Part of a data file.
══════

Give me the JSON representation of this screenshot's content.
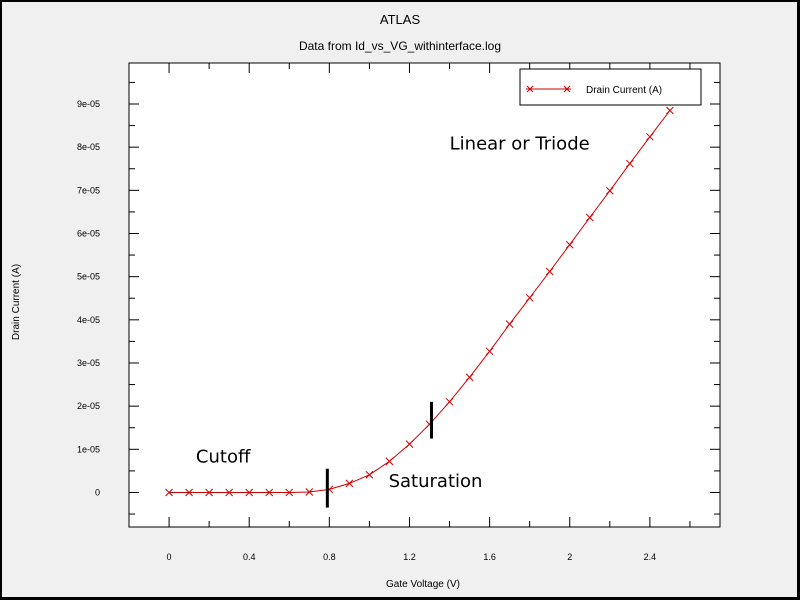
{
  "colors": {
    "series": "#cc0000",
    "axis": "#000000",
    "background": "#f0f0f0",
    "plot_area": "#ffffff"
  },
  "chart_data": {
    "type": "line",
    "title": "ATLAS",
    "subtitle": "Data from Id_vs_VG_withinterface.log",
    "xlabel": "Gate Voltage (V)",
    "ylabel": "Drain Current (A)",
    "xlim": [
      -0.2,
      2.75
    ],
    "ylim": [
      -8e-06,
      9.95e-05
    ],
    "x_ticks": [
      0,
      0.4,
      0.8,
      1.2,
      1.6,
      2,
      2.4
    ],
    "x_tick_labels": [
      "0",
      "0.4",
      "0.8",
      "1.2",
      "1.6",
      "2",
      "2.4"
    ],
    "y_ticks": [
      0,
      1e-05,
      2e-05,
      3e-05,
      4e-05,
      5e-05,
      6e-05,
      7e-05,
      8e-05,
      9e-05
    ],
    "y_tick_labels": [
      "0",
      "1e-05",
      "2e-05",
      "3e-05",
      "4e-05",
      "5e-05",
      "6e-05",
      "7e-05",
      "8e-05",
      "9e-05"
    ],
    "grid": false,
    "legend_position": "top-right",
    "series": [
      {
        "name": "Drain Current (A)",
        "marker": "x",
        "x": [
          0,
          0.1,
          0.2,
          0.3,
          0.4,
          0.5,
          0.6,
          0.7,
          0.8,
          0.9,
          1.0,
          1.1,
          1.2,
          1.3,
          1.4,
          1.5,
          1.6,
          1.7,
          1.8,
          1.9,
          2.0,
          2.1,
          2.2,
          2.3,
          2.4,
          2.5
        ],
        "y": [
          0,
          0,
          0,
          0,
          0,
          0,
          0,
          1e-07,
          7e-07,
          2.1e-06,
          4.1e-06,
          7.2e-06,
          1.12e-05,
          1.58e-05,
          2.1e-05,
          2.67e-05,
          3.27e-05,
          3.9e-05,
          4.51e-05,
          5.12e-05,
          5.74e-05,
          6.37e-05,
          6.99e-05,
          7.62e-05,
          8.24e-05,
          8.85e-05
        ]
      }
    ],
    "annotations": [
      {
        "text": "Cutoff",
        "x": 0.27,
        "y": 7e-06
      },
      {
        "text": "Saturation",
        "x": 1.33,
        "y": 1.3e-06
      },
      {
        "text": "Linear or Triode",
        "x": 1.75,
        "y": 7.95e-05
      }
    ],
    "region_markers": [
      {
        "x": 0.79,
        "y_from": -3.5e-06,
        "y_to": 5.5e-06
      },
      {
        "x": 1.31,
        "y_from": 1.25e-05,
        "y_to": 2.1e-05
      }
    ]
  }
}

══════

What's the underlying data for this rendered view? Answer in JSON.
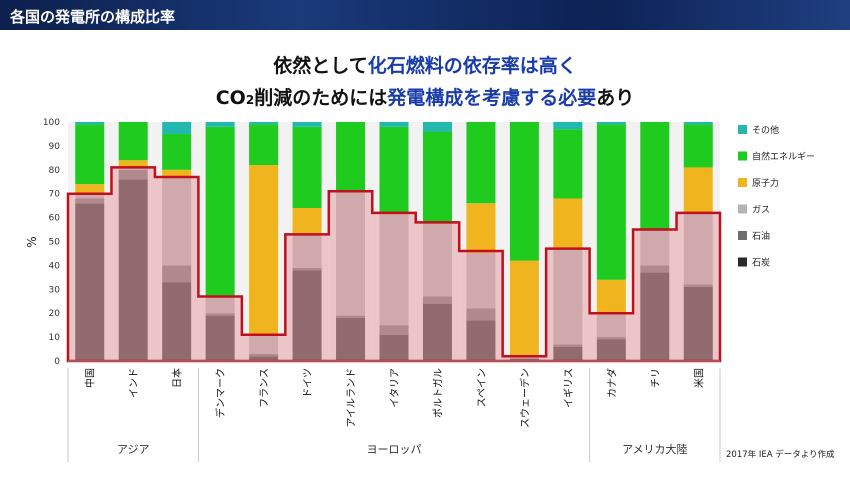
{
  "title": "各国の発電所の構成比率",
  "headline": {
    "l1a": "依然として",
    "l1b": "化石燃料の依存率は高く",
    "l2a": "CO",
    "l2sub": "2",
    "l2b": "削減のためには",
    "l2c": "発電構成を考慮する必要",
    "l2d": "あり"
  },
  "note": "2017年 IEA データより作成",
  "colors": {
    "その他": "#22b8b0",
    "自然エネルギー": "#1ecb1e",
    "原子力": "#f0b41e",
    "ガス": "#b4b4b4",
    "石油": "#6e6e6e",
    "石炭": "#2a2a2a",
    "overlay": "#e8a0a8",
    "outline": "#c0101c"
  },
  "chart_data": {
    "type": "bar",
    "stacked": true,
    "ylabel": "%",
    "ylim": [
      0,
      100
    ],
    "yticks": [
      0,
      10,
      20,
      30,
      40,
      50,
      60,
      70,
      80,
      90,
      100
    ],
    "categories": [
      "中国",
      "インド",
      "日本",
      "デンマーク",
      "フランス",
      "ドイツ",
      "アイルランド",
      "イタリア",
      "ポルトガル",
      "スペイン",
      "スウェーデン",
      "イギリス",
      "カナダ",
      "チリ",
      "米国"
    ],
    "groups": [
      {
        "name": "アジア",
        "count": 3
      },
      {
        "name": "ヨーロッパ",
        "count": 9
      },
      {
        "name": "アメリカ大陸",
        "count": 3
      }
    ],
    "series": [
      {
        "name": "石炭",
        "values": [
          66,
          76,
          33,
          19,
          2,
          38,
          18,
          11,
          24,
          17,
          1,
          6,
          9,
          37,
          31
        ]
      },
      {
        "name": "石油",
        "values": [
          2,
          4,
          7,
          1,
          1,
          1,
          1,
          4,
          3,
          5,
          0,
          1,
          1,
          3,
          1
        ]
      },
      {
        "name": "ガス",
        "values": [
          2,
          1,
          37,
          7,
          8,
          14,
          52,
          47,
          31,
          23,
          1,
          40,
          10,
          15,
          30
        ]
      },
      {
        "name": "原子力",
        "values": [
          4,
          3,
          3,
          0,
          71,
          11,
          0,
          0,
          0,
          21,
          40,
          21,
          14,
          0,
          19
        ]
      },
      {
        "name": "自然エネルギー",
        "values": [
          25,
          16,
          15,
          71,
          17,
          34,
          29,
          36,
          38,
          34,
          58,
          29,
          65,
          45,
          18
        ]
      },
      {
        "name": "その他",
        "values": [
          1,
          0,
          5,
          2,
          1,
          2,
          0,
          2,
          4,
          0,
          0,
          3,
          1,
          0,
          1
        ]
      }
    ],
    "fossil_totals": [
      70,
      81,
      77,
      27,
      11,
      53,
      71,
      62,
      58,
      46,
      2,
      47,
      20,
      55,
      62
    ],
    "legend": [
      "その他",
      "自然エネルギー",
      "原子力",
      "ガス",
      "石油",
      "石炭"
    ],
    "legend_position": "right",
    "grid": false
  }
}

══════

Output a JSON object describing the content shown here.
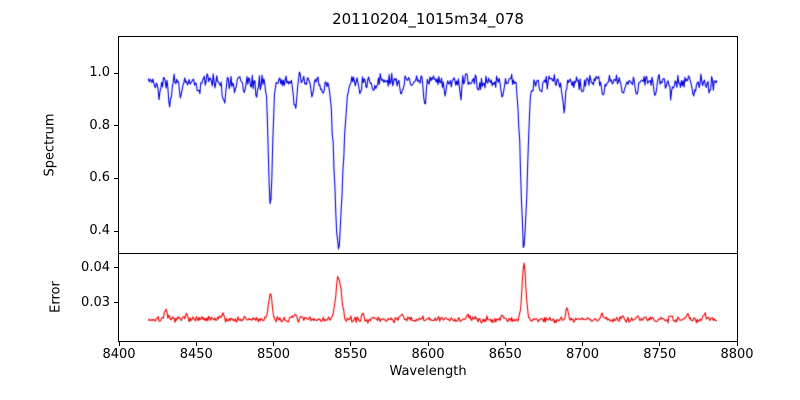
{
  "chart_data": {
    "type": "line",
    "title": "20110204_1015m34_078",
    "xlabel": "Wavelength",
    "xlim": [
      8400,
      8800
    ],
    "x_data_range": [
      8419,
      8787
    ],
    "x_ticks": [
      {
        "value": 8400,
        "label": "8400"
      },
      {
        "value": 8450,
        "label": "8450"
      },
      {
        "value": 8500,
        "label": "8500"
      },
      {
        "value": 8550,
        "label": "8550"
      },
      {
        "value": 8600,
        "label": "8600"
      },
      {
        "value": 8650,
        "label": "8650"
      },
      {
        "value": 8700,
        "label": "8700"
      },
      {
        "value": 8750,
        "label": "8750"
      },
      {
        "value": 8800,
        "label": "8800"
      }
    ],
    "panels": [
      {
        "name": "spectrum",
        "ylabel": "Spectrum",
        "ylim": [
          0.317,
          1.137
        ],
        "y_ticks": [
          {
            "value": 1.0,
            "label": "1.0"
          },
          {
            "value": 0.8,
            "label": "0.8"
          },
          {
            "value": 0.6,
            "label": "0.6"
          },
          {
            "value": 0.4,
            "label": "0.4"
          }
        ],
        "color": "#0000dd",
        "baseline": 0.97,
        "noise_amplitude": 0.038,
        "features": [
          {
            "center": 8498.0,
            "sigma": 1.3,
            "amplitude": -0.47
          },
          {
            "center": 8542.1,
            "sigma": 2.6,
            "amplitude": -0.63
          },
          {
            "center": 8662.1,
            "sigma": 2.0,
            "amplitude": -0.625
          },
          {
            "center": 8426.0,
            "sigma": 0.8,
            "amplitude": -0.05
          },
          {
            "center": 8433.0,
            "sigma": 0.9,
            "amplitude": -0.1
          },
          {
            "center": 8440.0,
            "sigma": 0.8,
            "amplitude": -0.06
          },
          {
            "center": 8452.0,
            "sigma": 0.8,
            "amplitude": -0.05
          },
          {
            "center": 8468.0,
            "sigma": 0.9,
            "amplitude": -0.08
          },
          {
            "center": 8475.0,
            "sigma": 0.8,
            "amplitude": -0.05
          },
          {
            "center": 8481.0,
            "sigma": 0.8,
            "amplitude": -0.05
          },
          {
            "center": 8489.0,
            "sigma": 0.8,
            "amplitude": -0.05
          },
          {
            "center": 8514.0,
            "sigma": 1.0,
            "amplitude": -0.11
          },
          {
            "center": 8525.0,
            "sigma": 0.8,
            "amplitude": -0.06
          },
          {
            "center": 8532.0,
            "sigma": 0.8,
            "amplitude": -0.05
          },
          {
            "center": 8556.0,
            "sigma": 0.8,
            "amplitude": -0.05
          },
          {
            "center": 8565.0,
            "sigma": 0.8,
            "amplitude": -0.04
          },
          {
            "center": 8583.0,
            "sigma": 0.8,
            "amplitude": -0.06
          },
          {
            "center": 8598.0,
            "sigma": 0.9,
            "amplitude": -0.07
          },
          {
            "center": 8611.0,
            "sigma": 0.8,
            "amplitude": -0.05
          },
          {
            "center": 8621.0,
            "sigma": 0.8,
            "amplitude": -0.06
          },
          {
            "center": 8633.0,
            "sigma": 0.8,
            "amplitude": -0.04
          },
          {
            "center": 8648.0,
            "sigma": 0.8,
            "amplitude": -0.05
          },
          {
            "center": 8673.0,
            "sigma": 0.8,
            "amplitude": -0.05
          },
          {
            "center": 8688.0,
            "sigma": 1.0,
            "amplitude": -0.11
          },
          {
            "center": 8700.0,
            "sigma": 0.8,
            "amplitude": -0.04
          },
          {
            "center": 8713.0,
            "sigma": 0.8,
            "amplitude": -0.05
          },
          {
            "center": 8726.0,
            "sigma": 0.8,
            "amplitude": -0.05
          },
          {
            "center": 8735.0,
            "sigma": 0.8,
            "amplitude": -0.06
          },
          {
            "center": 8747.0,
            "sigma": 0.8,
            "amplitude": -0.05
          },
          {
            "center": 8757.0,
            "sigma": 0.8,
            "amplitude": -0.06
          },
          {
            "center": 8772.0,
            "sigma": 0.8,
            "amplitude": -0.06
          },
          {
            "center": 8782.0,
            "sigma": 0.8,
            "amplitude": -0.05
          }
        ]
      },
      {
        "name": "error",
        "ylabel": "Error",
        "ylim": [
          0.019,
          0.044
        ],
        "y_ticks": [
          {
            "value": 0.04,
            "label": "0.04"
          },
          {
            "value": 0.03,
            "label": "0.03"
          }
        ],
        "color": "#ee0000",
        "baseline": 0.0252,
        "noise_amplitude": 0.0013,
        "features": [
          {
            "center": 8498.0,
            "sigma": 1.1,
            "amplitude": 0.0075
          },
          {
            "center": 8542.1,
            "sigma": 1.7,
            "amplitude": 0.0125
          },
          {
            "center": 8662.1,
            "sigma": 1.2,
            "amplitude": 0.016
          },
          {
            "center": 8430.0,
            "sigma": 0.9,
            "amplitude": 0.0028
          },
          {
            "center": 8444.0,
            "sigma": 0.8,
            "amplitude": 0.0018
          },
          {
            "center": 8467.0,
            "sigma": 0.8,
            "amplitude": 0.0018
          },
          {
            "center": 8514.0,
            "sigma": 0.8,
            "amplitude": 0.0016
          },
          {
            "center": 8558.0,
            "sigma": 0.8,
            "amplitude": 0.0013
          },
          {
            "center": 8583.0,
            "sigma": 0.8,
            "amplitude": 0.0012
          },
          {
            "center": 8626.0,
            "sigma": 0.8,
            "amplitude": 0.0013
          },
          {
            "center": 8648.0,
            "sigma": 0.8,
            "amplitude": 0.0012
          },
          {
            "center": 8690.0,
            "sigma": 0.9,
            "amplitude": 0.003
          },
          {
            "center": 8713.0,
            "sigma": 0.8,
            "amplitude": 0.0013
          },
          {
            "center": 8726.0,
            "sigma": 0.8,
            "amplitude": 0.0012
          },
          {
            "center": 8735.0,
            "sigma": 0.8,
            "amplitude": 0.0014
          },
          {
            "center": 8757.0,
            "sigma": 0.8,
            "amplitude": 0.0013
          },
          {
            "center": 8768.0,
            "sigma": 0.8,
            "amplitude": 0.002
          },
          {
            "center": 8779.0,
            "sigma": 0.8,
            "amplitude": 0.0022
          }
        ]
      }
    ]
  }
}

══════

Directive. What is the number of lines that hold the string "ylabel"? Reply with that number alone.

Exercise response. 4